» Set problem
Copy the rows below verbatim, from the line containing "cell-id: 4 <box>53 437 89 454</box>" to the line containing "result-table-2-wrap: num id", with both of those lines included.

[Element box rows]
········

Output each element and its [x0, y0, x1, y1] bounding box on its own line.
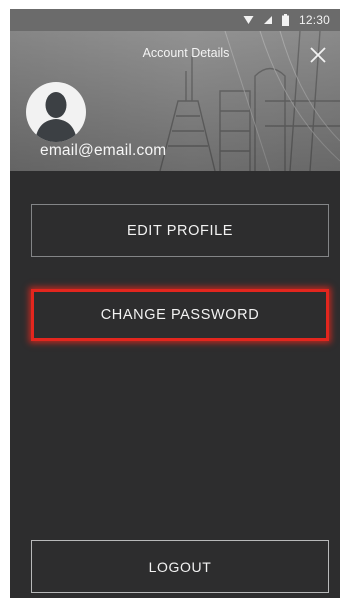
user-avatar-icon	[36, 92, 76, 142]
wifi-icon	[243, 16, 254, 24]
avatar	[26, 82, 86, 142]
change-password-button[interactable]: CHANGE PASSWORD	[31, 289, 329, 341]
logout-button[interactable]: LOGOUT	[31, 540, 329, 593]
status-time: 12:30	[298, 13, 330, 27]
user-email: email@email.com	[40, 142, 167, 159]
battery-icon	[281, 14, 289, 26]
account-details-screen: 12:30 Account Details email@email.com ED…	[10, 9, 340, 598]
edit-profile-button[interactable]: EDIT PROFILE	[31, 204, 329, 257]
signal-icon	[263, 16, 272, 24]
status-bar: 12:30	[10, 9, 340, 31]
status-icons	[234, 14, 289, 26]
close-button[interactable]	[308, 45, 328, 65]
header-title: Account Details	[142, 46, 230, 60]
account-header: Account Details email@email.com	[10, 31, 340, 171]
close-icon	[310, 47, 326, 63]
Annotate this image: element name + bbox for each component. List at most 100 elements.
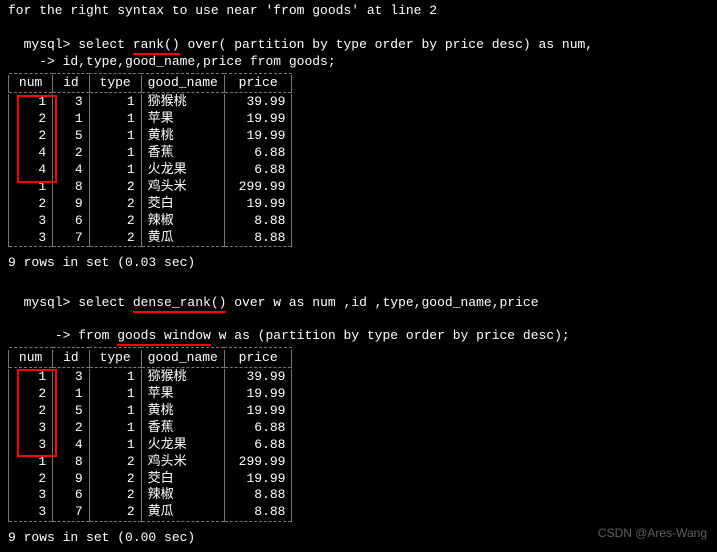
cell-id: 4 <box>53 437 89 454</box>
cell-price: 6.88 <box>224 437 292 454</box>
cell-price: 19.99 <box>224 196 292 213</box>
cell-good_name: 鸡头米 <box>141 454 224 471</box>
cell-id: 2 <box>53 420 89 437</box>
cell-good_name: 香蕉 <box>141 145 224 162</box>
table-row: 3 7 2黄瓜 8.88 <box>9 504 292 521</box>
result-table-2-wrap: num id type good_name price 1 3 1猕猴桃 39.… <box>8 345 292 523</box>
table-header-row: num id type good_name price <box>9 75 292 92</box>
cell-good_name: 茭白 <box>141 471 224 488</box>
cell-id: 5 <box>53 403 89 420</box>
cell-type: 2 <box>89 471 141 488</box>
cell-type: 2 <box>89 454 141 471</box>
cell-id: 2 <box>53 145 89 162</box>
cell-price: 8.88 <box>224 487 292 504</box>
table-row: 3 2 1香蕉 6.88 <box>9 420 292 437</box>
q2-cont-after: w as (partition by type order by price d… <box>211 328 570 343</box>
cell-num: 1 <box>9 369 53 386</box>
query1-line2: -> id,type,good_name,price from goods; <box>8 54 709 71</box>
cell-num: 4 <box>9 145 53 162</box>
query2-line1: mysql> select dense_rank() over w as num… <box>8 278 709 312</box>
q2-after: over w as num ,id ,type,good_name,price <box>226 295 538 310</box>
cell-type: 2 <box>89 487 141 504</box>
cell-good_name: 火龙果 <box>141 162 224 179</box>
cell-type: 1 <box>89 369 141 386</box>
cell-type: 2 <box>89 504 141 521</box>
table-row: 4 4 1火龙果 6.88 <box>9 162 292 179</box>
cell-good_name: 茭白 <box>141 196 224 213</box>
cell-price: 39.99 <box>224 369 292 386</box>
result-table-1: num id type good_name price 1 3 1猕猴桃 39.… <box>8 73 292 249</box>
table-row: 3 6 2辣椒 8.88 <box>9 487 292 504</box>
col-price: price <box>224 75 292 92</box>
table-row: 2 1 1苹果 19.99 <box>9 111 292 128</box>
cell-good_name: 鸡头米 <box>141 179 224 196</box>
cell-id: 4 <box>53 162 89 179</box>
mysql-prompt: mysql> <box>24 37 79 52</box>
cell-num: 2 <box>9 386 53 403</box>
cell-type: 2 <box>89 179 141 196</box>
cell-type: 1 <box>89 94 141 111</box>
cell-price: 19.99 <box>224 128 292 145</box>
cell-good_name: 辣椒 <box>141 487 224 504</box>
cell-id: 1 <box>53 386 89 403</box>
cell-type: 1 <box>89 111 141 128</box>
cell-num: 3 <box>9 487 53 504</box>
error-line: for the right syntax to use near 'from g… <box>8 3 709 20</box>
table-row: 3 7 2黄瓜 8.88 <box>9 230 292 247</box>
cell-num: 2 <box>9 128 53 145</box>
cell-type: 1 <box>89 386 141 403</box>
result-table-2: num id type good_name price 1 3 1猕猴桃 39.… <box>8 347 292 523</box>
cell-type: 1 <box>89 145 141 162</box>
cell-num: 3 <box>9 230 53 247</box>
cell-id: 3 <box>53 94 89 111</box>
cell-good_name: 苹果 <box>141 386 224 403</box>
cell-good_name: 黄瓜 <box>141 504 224 521</box>
cell-good_name: 猕猴桃 <box>141 94 224 111</box>
cell-good_name: 黄瓜 <box>141 230 224 247</box>
cell-id: 1 <box>53 111 89 128</box>
cell-good_name: 火龙果 <box>141 437 224 454</box>
cell-good_name: 猕猴桃 <box>141 369 224 386</box>
cell-id: 5 <box>53 128 89 145</box>
cell-num: 4 <box>9 162 53 179</box>
col-price: price <box>224 350 292 367</box>
cell-type: 2 <box>89 213 141 230</box>
cell-price: 8.88 <box>224 230 292 247</box>
cell-num: 3 <box>9 420 53 437</box>
table-row: 1 8 2鸡头米 299.99 <box>9 454 292 471</box>
col-id: id <box>53 75 89 92</box>
cell-price: 19.99 <box>224 403 292 420</box>
table-row: 2 1 1苹果 19.99 <box>9 386 292 403</box>
q1-before: select <box>78 37 133 52</box>
table-row: 2 5 1黄桃 19.99 <box>9 403 292 420</box>
col-type: type <box>89 350 141 367</box>
cell-good_name: 香蕉 <box>141 420 224 437</box>
cell-price: 19.99 <box>224 471 292 488</box>
cell-type: 1 <box>89 162 141 179</box>
table-row: 1 3 1猕猴桃 39.99 <box>9 369 292 386</box>
cell-type: 1 <box>89 128 141 145</box>
q2-cont-before: -> from <box>24 328 118 343</box>
cell-price: 19.99 <box>224 111 292 128</box>
table-row: 4 2 1香蕉 6.88 <box>9 145 292 162</box>
cell-type: 1 <box>89 437 141 454</box>
status-1: 9 rows in set (0.03 sec) <box>8 255 709 272</box>
cell-type: 2 <box>89 230 141 247</box>
cell-price: 8.88 <box>224 213 292 230</box>
goods-window: goods window <box>117 328 211 346</box>
cell-type: 1 <box>89 420 141 437</box>
cell-price: 6.88 <box>224 162 292 179</box>
cell-good_name: 黄桃 <box>141 403 224 420</box>
cell-num: 2 <box>9 111 53 128</box>
cell-num: 2 <box>9 196 53 213</box>
cell-price: 8.88 <box>224 504 292 521</box>
cell-num: 3 <box>9 437 53 454</box>
cell-id: 3 <box>53 369 89 386</box>
q2-before: select <box>78 295 133 310</box>
mysql-prompt: mysql> <box>24 295 79 310</box>
cell-num: 2 <box>9 471 53 488</box>
col-type: type <box>89 75 141 92</box>
query1-line1: mysql> select rank() over( partition by … <box>8 20 709 54</box>
table-header-row: num id type good_name price <box>9 350 292 367</box>
cell-good_name: 黄桃 <box>141 128 224 145</box>
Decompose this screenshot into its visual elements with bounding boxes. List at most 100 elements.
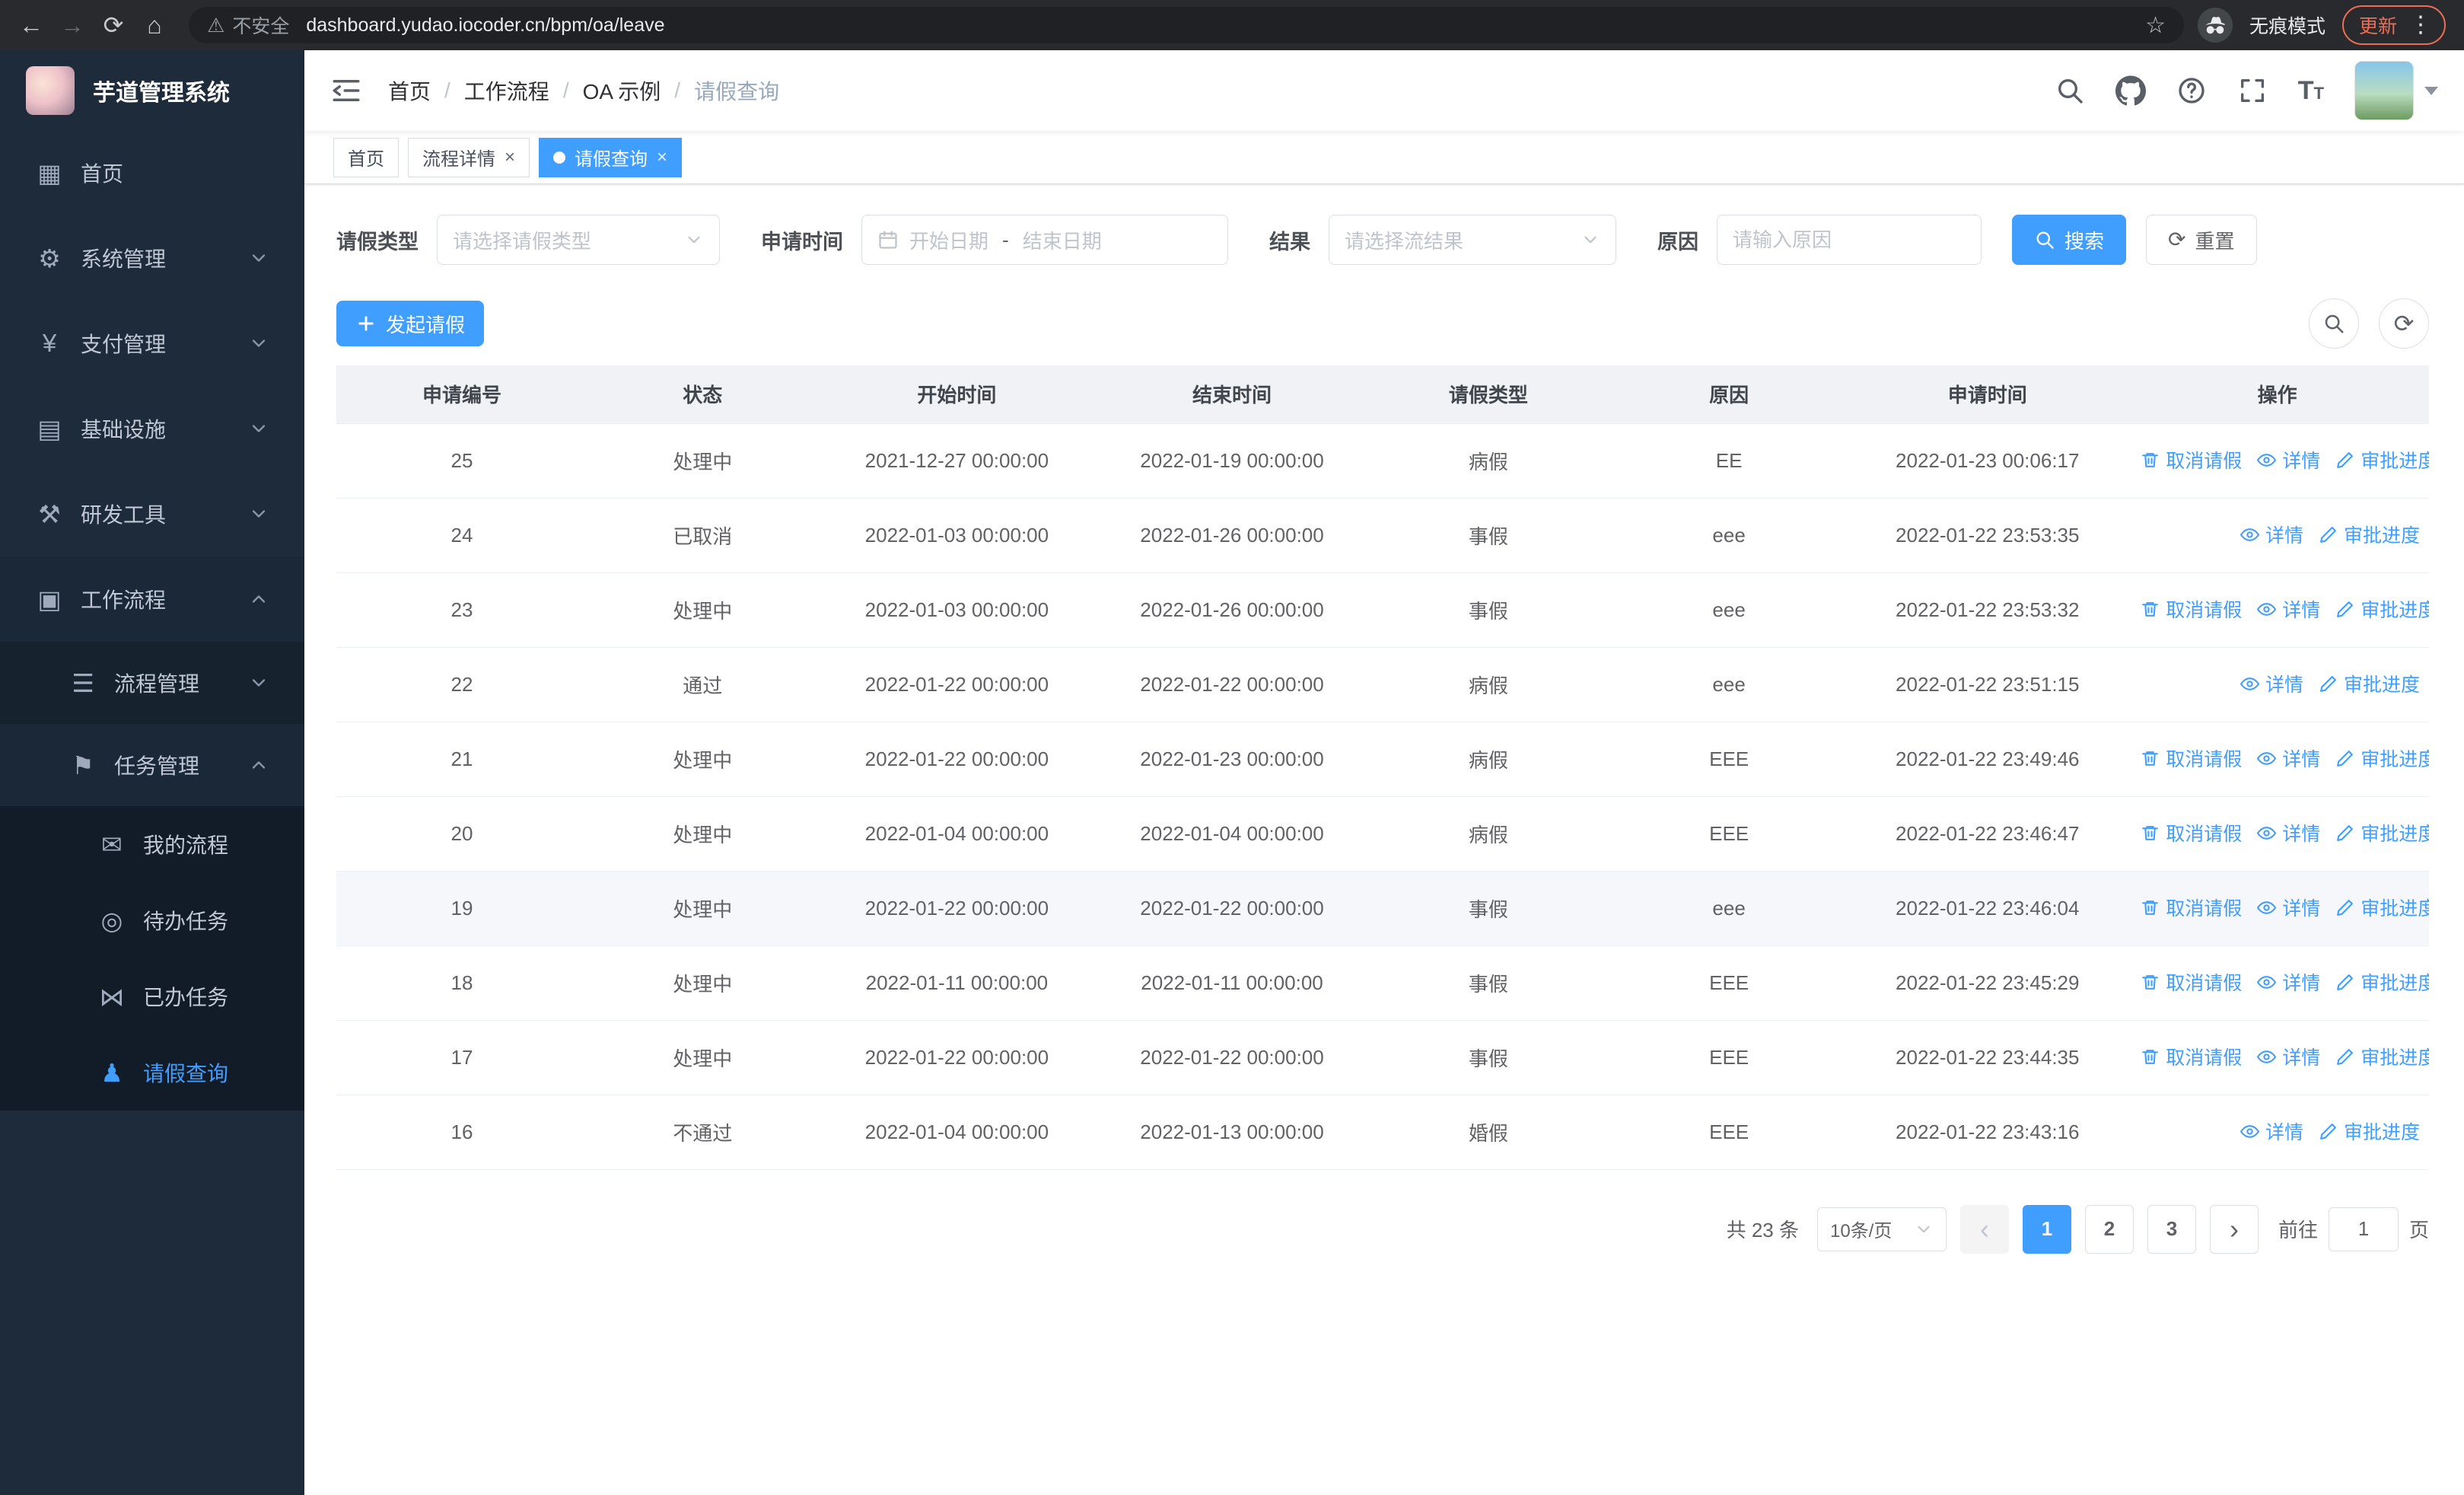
- eye-icon: [2240, 1122, 2259, 1141]
- approval-progress-link[interactable]: 审批进度: [2319, 670, 2420, 697]
- sidebar-item[interactable]: ▤ 基础设施: [0, 386, 304, 471]
- detail-link[interactable]: 详情: [2257, 819, 2320, 846]
- browser-address-bar[interactable]: ⚠ 不安全 dashboard.yudao.iocoder.cn/bpm/oa/…: [189, 7, 2184, 43]
- search-button[interactable]: 搜索: [2012, 215, 2127, 265]
- breadcrumb-item[interactable]: OA 示例: [583, 75, 661, 106]
- filter-bar: 请假类型 请选择请假类型 申请时间 开始日期 - 结束日期 结果 请选择流结果 …: [336, 215, 2429, 265]
- breadcrumb-item[interactable]: 工作流程: [464, 75, 549, 106]
- sidebar-item[interactable]: ⚑ 任务管理: [0, 724, 304, 806]
- sidebar-item[interactable]: ▣ 工作流程: [0, 556, 304, 642]
- help-icon[interactable]: [2176, 75, 2207, 106]
- detail-link[interactable]: 详情: [2257, 894, 2320, 921]
- browser-back-icon[interactable]: ←: [11, 5, 52, 46]
- approval-progress-link[interactable]: 审批进度: [2335, 446, 2429, 473]
- detail-link[interactable]: 详情: [2257, 968, 2320, 996]
- dashboard-icon: ▦: [37, 158, 62, 187]
- tab[interactable]: 流程详情 ×: [408, 137, 530, 177]
- approval-progress-link[interactable]: 审批进度: [2335, 819, 2429, 846]
- approval-progress-link[interactable]: 审批进度: [2335, 894, 2429, 921]
- sidebar-item[interactable]: ⚙ 系统管理: [0, 215, 304, 301]
- approval-progress-link[interactable]: 审批进度: [2335, 968, 2429, 996]
- browser-reload-icon[interactable]: ⟳: [93, 5, 134, 46]
- next-page-button[interactable]: ›: [2209, 1204, 2259, 1254]
- sidebar-item-label: 已办任务: [143, 986, 229, 1009]
- create-leave-label: 发起请假: [386, 313, 466, 336]
- sidebar-item[interactable]: ⋈ 已办任务: [0, 958, 304, 1034]
- cancel-leave-link[interactable]: 取消请假: [2141, 894, 2242, 921]
- sidebar-item-label: 研发工具: [81, 503, 167, 527]
- cancel-leave-link[interactable]: 取消请假: [2141, 819, 2242, 846]
- font-size-icon[interactable]: TT: [2298, 78, 2324, 104]
- cancel-leave-link[interactable]: 取消请假: [2141, 968, 2242, 996]
- close-icon[interactable]: ×: [657, 148, 667, 167]
- tab[interactable]: 首页: [333, 137, 399, 177]
- goto-page-input[interactable]: [2328, 1207, 2399, 1251]
- detail-link[interactable]: 详情: [2257, 446, 2320, 473]
- tab-label: 首页: [348, 149, 384, 170]
- sidebar-item[interactable]: ▦ 首页: [0, 130, 304, 215]
- tab-label: 请假查询: [575, 149, 648, 170]
- cancel-leave-link[interactable]: 取消请假: [2141, 744, 2242, 772]
- eye-icon: [2257, 1047, 2277, 1066]
- browser-update-button[interactable]: 更新 ⋮: [2341, 5, 2446, 45]
- browser-forward-icon[interactable]: →: [52, 5, 93, 46]
- cancel-leave-link-label: 取消请假: [2166, 973, 2243, 995]
- refresh-table-button[interactable]: ⟳: [2379, 298, 2429, 349]
- result-select[interactable]: 请选择流结果: [1329, 215, 1616, 265]
- reset-button[interactable]: ⟳ 重置: [2146, 215, 2257, 265]
- page-button[interactable]: 1: [2022, 1204, 2071, 1254]
- browser-menu-icon[interactable]: ⋮: [2409, 14, 2432, 37]
- bookmark-star-icon[interactable]: ☆: [2145, 12, 2166, 39]
- infrastructure-icon: ▤: [37, 414, 62, 443]
- cancel-leave-link[interactable]: 取消请假: [2141, 446, 2242, 473]
- detail-link-label: 详情: [2282, 973, 2321, 995]
- approval-progress-link[interactable]: 审批进度: [2335, 595, 2429, 623]
- date-range-picker[interactable]: 开始日期 - 结束日期: [861, 215, 1228, 265]
- close-icon[interactable]: ×: [505, 148, 515, 167]
- detail-link[interactable]: 详情: [2240, 670, 2303, 697]
- magnifier-icon: [2034, 229, 2055, 250]
- prev-page-button[interactable]: ‹: [1959, 1204, 2009, 1254]
- sidebar-item[interactable]: ☰ 流程管理: [0, 642, 304, 724]
- detail-link[interactable]: 详情: [2240, 521, 2303, 548]
- cell-apply-time: 2022-01-22 23:45:29: [1849, 945, 2126, 1021]
- page-button[interactable]: 3: [2147, 1204, 2196, 1254]
- cancel-leave-link[interactable]: 取消请假: [2141, 595, 2242, 623]
- trash-icon: [2141, 451, 2160, 470]
- reason-field: [1717, 215, 1982, 265]
- sidebar-item[interactable]: ⚒ 研发工具: [0, 471, 304, 556]
- sidebar-collapse-icon[interactable]: [330, 75, 362, 107]
- app-logo[interactable]: 芋道管理系统: [0, 50, 304, 130]
- detail-link[interactable]: 详情: [2257, 1043, 2320, 1070]
- cell-start-time: 2022-01-03 00:00:00: [817, 498, 1097, 573]
- reason-input[interactable]: [1733, 228, 1966, 252]
- approval-progress-link[interactable]: 审批进度: [2335, 1043, 2429, 1070]
- fullscreen-icon[interactable]: [2237, 75, 2268, 106]
- tab[interactable]: 请假查询 ×: [539, 137, 683, 177]
- detail-link[interactable]: 详情: [2257, 744, 2320, 772]
- sidebar-item[interactable]: ¥ 支付管理: [0, 301, 304, 386]
- cancel-leave-link[interactable]: 取消请假: [2141, 1043, 2242, 1070]
- create-leave-button[interactable]: 发起请假: [336, 301, 485, 346]
- browser-home-icon[interactable]: ⌂: [134, 5, 175, 46]
- detail-link-label: 详情: [2282, 898, 2321, 920]
- table-row: 25 处理中 2021-12-27 00:00:00 2022-01-19 00:00…: [336, 423, 2429, 499]
- toggle-search-button[interactable]: [2309, 298, 2359, 349]
- detail-link[interactable]: 详情: [2240, 1117, 2303, 1145]
- sidebar-item[interactable]: ♟ 请假查询: [0, 1034, 304, 1111]
- search-icon[interactable]: [2055, 75, 2085, 106]
- approval-progress-link[interactable]: 审批进度: [2335, 744, 2429, 772]
- page-button[interactable]: 2: [2084, 1204, 2134, 1254]
- cancel-leave-link-label: 取消请假: [2166, 824, 2243, 846]
- detail-link[interactable]: 详情: [2257, 595, 2320, 623]
- sidebar-item[interactable]: ✉ 我的流程: [0, 806, 304, 882]
- page-size-select[interactable]: 10条/页: [1816, 1207, 1947, 1251]
- github-icon[interactable]: [2115, 75, 2146, 106]
- user-menu[interactable]: [2354, 61, 2438, 120]
- sidebar-item[interactable]: ◎ 待办任务: [0, 882, 304, 958]
- chevron-down-icon: [684, 230, 704, 250]
- breadcrumb-item[interactable]: 首页: [388, 75, 431, 106]
- approval-progress-link[interactable]: 审批进度: [2319, 521, 2420, 548]
- approval-progress-link[interactable]: 审批进度: [2319, 1117, 2420, 1145]
- leave-type-select[interactable]: 请选择请假类型: [437, 215, 720, 265]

········

» Answer to this problem
cell-id: 4 <box>53 437 89 454</box>
cell-price: 6.88 <box>224 437 292 454</box>
cell-price: 19.99 <box>224 196 292 213</box>
cell-good_name: 鸡头米 <box>141 454 224 471</box>
cell-id: 2 <box>53 420 89 437</box>
cell-good_name: 香蕉 <box>141 145 224 162</box>
table-row: 3 7 2黄瓜 8.88 <box>9 504 292 521</box>
result-table-2-wrap: num id type good_name price 1 3 1猕猴桃 39.… <box>8 345 292 523</box>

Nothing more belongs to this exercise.